**Prompt**
Please resume the play review below, picking up after its final sentence.

But, as Afiya insists, nowhere in the city is safe for someone like Taroon, listed by the Taliban as a collaborator with the U.S. forces. Taroon did act as translator for an Army contact named Jeff, whom he considers a friend, as well as a vital conduit for the documents that might save his life. To Afiya, though, the countless American soldiers, unfamiliar faces changing year after year, amount to “a string of Jeffs” — a droll line that Zarif layers with rue and wit.

The characters tread a high wire of tension throughout, quick to draw curtains, and duck for cover at the slightest hints of danger. The thick veil of panic rarely lifts, except in a few instances where it seems the director has the right idea, but the performer isn’t entirely committed to the moment. Homaifar’s busybody neighbor Leyla reads as properly mysterious in a brief, gossipy visit with Afiya, but, later, when tensions explode, Homaifar’s take wavers in its conviction.

Selling Kabul: Mazin Akar -- Photo: Christopher Mueller
Selling Kabul: Mazin Akar — Photo: Christopher Mueller

The play, which sweeps from subtle confrontations that hang on heavy pauses, to sudden, alarming outbursts, occasionally calls for performances big enough to rattle the wood paneling, and it’s exciting to see Zarif and Azar go there when they do. As Afiya’s supportive, if not as uncompromising, husband Jawid, Sultani does intriguing work on a quieter scale with a sympathetic character who, nevertheless, happens to do work for the Taliban.

**Stored data**
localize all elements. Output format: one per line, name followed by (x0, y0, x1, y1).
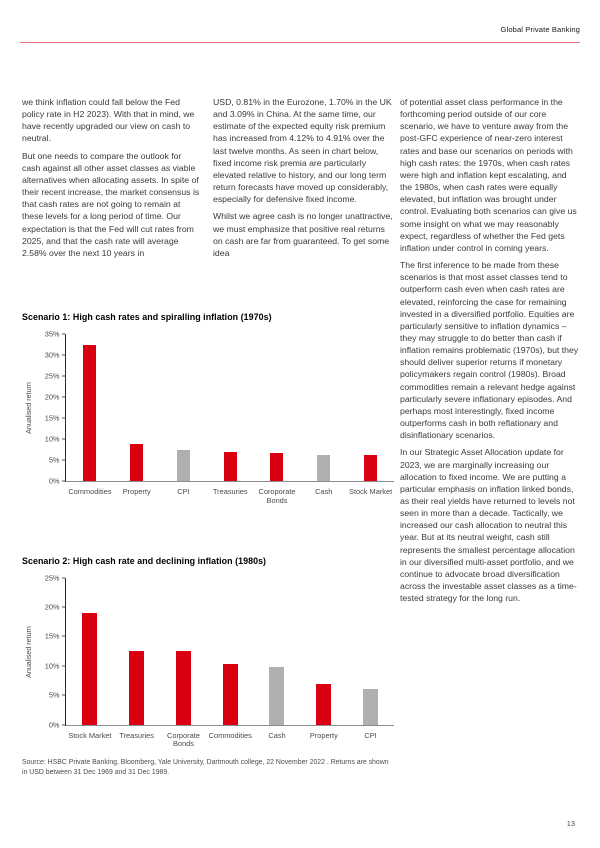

**Response**
Neither he nor Afiya appear to have any choice in that matter. Yet, their choice to harbor Taroon from the Taliban constitutes a powerful, courageous form of resistance. Not that their courage, or Taroon’s, much impresses Afiya, who admonishes her brother, “For me, raise your son without the word coward, or hero.” And, instead, imagine a peaceful world.

Selling Kabul runs through April 2 at Signature Theatre, 4200 Campbell Ave., in Arlington, Va. A Pride Night performance is on March 10. Tickets are $40 to $98. Call 703-820-9771, or visit www.sigtheatre.org.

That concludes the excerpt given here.